- _EXTRACTED RECORDS_:
== == ==

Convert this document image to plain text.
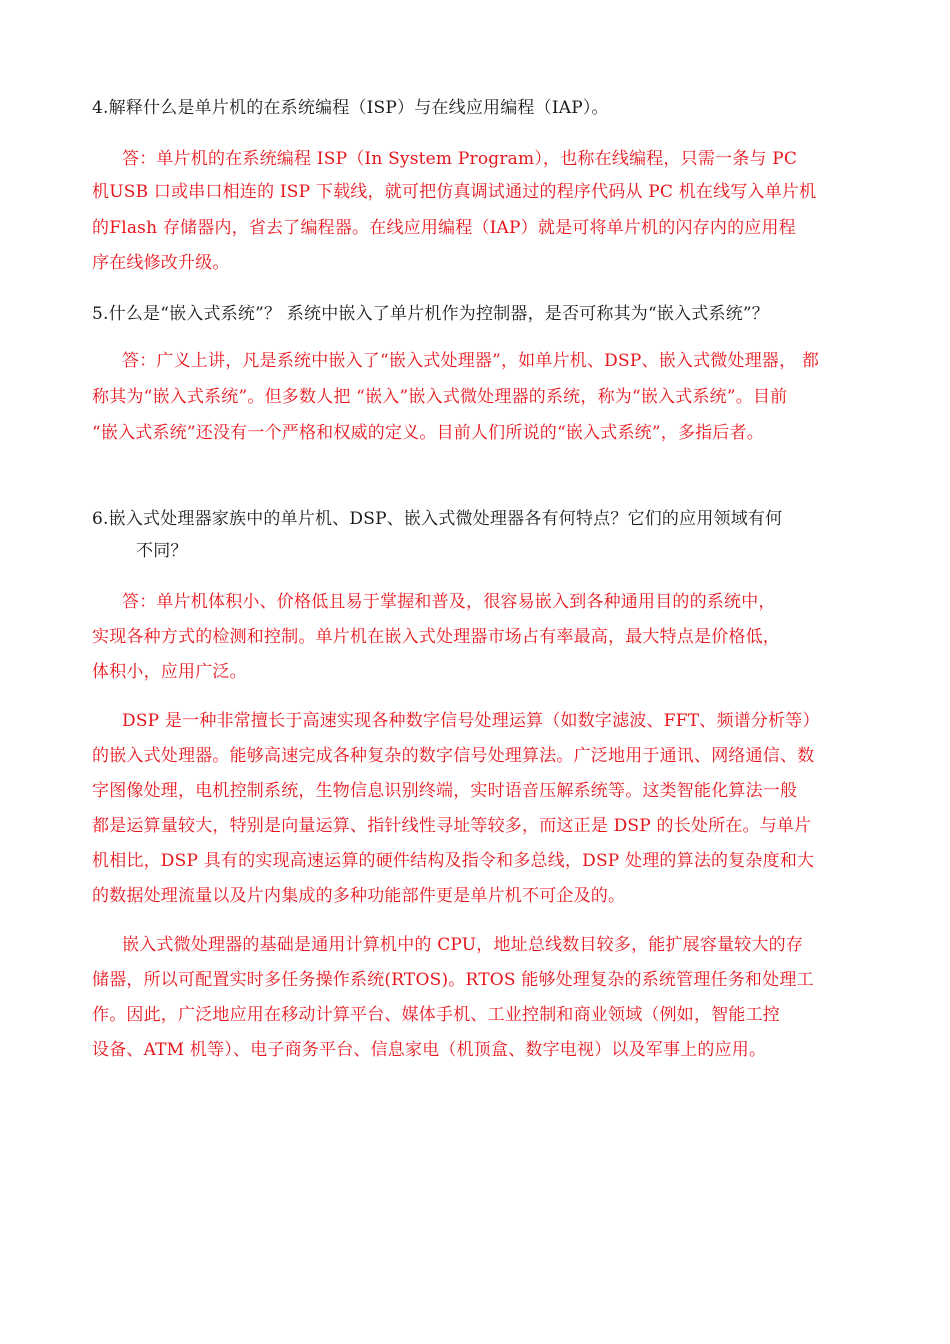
4.解释什么是单片机的在系统编程（ISP）与在线应用编程（IAP）。
答：单片机的在系统编程 ISP（In System Program），也称在线编程，只需一条与 PC
机USB 口或串口相连的 ISP 下载线，就可把仿真调试通过的程序代码从 PC 机在线写入单片机
的Flash 存储器内，省去了编程器。在线应用编程（IAP）就是可将单片机的闪存内的应用程
序在线修改升级。
5.什么是“嵌入式系统”？ 系统中嵌入了单片机作为控制器，是否可称其为“嵌入式系统”？
答：广义上讲，凡是系统中嵌入了“嵌入式处理器”，如单片机、DSP、嵌入式微处理器， 都
称其为“嵌入式系统”。但多数人把 “嵌入”嵌入式微处理器的系统，称为“嵌入式系统”。目前
“嵌入式系统”还没有一个严格和权威的定义。目前人们所说的“嵌入式系统”，多指后者。
6.嵌入式处理器家族中的单片机、DSP、嵌入式微处理器各有何特点？它们的应用领域有何
不同？
答：单片机体积小、价格低且易于掌握和普及，很容易嵌入到各种通用目的的系统中，
实现各种方式的检测和控制。单片机在嵌入式处理器市场占有率最高，最大特点是价格低，
体积小，应用广泛。
DSP 是一种非常擅长于高速实现各种数字信号处理运算（如数字滤波、FFT、频谱分析等）
的嵌入式处理器。能够高速完成各种复杂的数字信号处理算法。广泛地用于通讯、网络通信、数
字图像处理，电机控制系统，生物信息识别终端，实时语音压解系统等。这类智能化算法一般
都是运算量较大，特别是向量运算、指针线性寻址等较多，而这正是 DSP 的长处所在。与单片
机相比，DSP 具有的实现高速运算的硬件结构及指令和多总线，DSP 处理的算法的复杂度和大
的数据处理流量以及片内集成的多种功能部件更是单片机不可企及的。
嵌入式微处理器的基础是通用计算机中的 CPU，地址总线数目较多，能扩展容量较大的存
储器，所以可配置实时多任务操作系统(RTOS)。RTOS 能够处理复杂的系统管理任务和处理工
作。因此，广泛地应用在移动计算平台、媒体手机、工业控制和商业领域（例如，智能工控
设备、ATM 机等）、电子商务平台、信息家电（机顶盒、数字电视）以及军事上的应用。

== == ==

- _TASK INSTRUCTIONS_: Copy all the lines of data exactly as they appear, dropping any images.

- _FINAL ANSWER_:
Convert this document image to plain text.
4.解释什么是单片机的在系统编程（ISP）与在线应用编程（IAP）。
答：单片机的在系统编程 ISP（In System Program），也称在线编程，只需一条与 PC
机USB 口或串口相连的 ISP 下载线，就可把仿真调试通过的程序代码从 PC 机在线写入单片机
的Flash 存储器内，省去了编程器。在线应用编程（IAP）就是可将单片机的闪存内的应用程
序在线修改升级。
5.什么是“嵌入式系统”？ 系统中嵌入了单片机作为控制器，是否可称其为“嵌入式系统”？
答：广义上讲，凡是系统中嵌入了“嵌入式处理器”，如单片机、DSP、嵌入式微处理器， 都
称其为“嵌入式系统”。但多数人把 “嵌入”嵌入式微处理器的系统，称为“嵌入式系统”。目前
“嵌入式系统”还没有一个严格和权威的定义。目前人们所说的“嵌入式系统”，多指后者。
6.嵌入式处理器家族中的单片机、DSP、嵌入式微处理器各有何特点？它们的应用领域有何
不同？
答：单片机体积小、价格低且易于掌握和普及，很容易嵌入到各种通用目的的系统中，
实现各种方式的检测和控制。单片机在嵌入式处理器市场占有率最高，最大特点是价格低，
体积小，应用广泛。
DSP 是一种非常擅长于高速实现各种数字信号处理运算（如数字滤波、FFT、频谱分析等）
的嵌入式处理器。能够高速完成各种复杂的数字信号处理算法。广泛地用于通讯、网络通信、数
字图像处理，电机控制系统，生物信息识别终端，实时语音压解系统等。这类智能化算法一般
都是运算量较大，特别是向量运算、指针线性寻址等较多，而这正是 DSP 的长处所在。与单片
机相比，DSP 具有的实现高速运算的硬件结构及指令和多总线，DSP 处理的算法的复杂度和大
的数据处理流量以及片内集成的多种功能部件更是单片机不可企及的。
嵌入式微处理器的基础是通用计算机中的 CPU，地址总线数目较多，能扩展容量较大的存
储器，所以可配置实时多任务操作系统(RTOS)。RTOS 能够处理复杂的系统管理任务和处理工
作。因此，广泛地应用在移动计算平台、媒体手机、工业控制和商业领域（例如，智能工控
设备、ATM 机等）、电子商务平台、信息家电（机顶盒、数字电视）以及军事上的应用。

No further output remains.